Each line containing the word "text" should be found and copied.

>> begin MATERIAL SHOWN

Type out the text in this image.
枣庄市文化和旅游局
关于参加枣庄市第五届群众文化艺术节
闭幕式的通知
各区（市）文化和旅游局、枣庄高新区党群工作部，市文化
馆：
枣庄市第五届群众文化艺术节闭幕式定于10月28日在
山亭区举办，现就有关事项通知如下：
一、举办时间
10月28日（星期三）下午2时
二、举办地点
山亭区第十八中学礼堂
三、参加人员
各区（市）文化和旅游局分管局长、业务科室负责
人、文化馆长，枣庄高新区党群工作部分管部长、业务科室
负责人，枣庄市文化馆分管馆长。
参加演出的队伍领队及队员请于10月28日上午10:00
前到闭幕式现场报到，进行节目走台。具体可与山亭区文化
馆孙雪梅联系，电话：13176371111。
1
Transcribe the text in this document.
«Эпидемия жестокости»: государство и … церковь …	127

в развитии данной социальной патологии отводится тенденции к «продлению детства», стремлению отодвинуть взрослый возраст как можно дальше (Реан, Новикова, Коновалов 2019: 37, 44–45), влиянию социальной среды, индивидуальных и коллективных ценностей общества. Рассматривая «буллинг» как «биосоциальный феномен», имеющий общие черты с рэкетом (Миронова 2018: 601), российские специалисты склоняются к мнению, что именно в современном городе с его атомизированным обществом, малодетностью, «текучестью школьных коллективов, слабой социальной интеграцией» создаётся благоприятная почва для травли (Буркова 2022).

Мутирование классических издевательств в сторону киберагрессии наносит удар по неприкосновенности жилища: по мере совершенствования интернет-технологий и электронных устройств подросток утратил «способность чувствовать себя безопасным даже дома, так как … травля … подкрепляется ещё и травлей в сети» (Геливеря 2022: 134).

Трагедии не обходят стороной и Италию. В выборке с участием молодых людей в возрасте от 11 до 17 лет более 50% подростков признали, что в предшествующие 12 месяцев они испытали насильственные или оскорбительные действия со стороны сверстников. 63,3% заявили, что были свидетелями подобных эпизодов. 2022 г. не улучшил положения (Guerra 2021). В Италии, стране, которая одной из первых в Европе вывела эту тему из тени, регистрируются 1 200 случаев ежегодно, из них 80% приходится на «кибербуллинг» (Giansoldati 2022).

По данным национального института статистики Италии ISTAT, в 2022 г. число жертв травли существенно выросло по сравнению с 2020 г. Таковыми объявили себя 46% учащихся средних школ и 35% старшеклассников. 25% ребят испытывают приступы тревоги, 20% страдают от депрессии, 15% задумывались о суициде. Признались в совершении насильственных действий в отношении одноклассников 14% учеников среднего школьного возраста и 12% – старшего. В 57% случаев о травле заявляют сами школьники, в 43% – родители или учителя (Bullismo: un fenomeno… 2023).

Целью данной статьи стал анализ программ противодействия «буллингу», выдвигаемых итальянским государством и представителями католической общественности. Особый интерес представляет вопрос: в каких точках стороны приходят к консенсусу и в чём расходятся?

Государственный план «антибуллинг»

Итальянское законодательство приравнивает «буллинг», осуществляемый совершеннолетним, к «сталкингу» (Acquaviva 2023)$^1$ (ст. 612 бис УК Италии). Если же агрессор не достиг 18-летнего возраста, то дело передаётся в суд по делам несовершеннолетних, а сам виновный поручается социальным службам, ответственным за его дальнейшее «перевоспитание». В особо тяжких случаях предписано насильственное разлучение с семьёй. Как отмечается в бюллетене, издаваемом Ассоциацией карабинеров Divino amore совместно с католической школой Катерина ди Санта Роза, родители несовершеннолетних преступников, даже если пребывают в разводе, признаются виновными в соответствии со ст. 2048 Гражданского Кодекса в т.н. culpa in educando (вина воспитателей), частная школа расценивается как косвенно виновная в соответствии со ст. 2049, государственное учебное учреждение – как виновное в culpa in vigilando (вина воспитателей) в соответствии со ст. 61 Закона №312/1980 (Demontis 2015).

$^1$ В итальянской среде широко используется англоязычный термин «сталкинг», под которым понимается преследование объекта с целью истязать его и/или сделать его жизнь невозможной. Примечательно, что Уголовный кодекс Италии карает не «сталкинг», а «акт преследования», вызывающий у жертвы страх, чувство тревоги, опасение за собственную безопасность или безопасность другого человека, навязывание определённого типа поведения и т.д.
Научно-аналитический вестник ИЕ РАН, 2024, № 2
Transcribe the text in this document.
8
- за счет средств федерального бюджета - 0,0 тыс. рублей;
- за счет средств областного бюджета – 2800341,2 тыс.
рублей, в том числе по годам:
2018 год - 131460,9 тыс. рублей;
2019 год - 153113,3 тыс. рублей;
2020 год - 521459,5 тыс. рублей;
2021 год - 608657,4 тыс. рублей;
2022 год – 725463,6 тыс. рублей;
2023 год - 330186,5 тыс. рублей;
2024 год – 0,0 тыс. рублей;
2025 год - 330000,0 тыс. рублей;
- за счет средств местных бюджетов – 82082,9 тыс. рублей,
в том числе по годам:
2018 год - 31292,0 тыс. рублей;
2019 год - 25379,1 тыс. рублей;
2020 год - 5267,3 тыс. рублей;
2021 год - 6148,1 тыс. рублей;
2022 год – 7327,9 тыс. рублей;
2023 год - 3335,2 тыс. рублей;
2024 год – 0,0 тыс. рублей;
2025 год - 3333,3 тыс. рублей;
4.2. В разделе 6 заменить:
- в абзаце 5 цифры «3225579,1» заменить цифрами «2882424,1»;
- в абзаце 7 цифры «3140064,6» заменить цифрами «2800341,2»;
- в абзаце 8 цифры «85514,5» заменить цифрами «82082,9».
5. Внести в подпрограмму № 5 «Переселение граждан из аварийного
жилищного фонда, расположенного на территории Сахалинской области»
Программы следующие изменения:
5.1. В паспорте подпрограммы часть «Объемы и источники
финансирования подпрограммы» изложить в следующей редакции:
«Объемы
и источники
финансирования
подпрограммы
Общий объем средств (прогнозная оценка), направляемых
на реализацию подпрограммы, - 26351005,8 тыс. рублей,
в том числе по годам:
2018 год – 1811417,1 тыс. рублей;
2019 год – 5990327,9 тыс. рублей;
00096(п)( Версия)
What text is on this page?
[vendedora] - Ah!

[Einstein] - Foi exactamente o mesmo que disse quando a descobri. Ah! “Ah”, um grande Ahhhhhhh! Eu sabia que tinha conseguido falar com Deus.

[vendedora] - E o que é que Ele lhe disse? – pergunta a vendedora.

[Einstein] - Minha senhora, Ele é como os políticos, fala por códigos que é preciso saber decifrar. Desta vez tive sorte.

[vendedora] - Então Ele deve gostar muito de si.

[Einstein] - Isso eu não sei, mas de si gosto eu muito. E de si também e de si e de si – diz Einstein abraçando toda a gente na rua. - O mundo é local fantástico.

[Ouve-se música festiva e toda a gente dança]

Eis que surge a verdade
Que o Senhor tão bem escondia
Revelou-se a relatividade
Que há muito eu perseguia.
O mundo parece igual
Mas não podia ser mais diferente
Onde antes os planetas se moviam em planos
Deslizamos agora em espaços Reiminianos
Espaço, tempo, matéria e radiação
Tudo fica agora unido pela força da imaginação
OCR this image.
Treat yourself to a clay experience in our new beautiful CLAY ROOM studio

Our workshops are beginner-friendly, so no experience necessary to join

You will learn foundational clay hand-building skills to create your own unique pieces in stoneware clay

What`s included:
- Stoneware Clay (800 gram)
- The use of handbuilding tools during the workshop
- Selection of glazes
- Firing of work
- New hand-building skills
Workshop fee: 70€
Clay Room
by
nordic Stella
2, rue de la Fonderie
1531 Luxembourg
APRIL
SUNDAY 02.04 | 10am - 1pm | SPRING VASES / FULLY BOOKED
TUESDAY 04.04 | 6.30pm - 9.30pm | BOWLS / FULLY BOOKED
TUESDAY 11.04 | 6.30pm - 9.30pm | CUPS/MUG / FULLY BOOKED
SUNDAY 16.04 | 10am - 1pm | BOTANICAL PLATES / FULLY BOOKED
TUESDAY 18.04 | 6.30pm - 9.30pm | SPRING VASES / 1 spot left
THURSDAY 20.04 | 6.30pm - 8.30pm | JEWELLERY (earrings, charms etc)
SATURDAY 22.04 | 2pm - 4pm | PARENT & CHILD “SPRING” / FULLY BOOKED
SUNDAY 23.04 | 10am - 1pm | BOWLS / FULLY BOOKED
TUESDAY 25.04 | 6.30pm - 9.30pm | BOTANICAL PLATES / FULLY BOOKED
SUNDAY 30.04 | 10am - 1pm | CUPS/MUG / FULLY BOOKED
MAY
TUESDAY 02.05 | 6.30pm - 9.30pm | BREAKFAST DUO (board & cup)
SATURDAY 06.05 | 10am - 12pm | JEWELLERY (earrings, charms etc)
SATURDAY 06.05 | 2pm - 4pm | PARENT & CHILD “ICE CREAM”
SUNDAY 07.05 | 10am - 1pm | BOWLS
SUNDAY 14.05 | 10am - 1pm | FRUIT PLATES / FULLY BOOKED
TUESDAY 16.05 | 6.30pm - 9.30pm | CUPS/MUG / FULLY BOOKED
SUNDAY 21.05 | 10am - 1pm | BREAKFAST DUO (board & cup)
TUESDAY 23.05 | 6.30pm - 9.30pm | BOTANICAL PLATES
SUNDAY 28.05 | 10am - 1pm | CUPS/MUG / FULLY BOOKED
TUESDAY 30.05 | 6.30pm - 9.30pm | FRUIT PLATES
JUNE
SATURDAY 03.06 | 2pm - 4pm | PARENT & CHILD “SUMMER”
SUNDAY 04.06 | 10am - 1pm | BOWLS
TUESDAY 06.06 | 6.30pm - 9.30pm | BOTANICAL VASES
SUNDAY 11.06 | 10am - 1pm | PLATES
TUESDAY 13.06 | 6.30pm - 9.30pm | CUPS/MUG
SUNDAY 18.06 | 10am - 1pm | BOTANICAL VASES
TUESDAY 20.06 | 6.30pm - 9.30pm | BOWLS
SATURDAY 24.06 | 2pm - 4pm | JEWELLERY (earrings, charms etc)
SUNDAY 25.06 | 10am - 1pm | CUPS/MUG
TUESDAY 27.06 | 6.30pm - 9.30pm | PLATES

>> end MATERIAL SHOWN

WRITTEN SOLUTION:
Type out the text in this image.
Transcribe the text in this document.
Transcribe the text in this document.
What text is on this page?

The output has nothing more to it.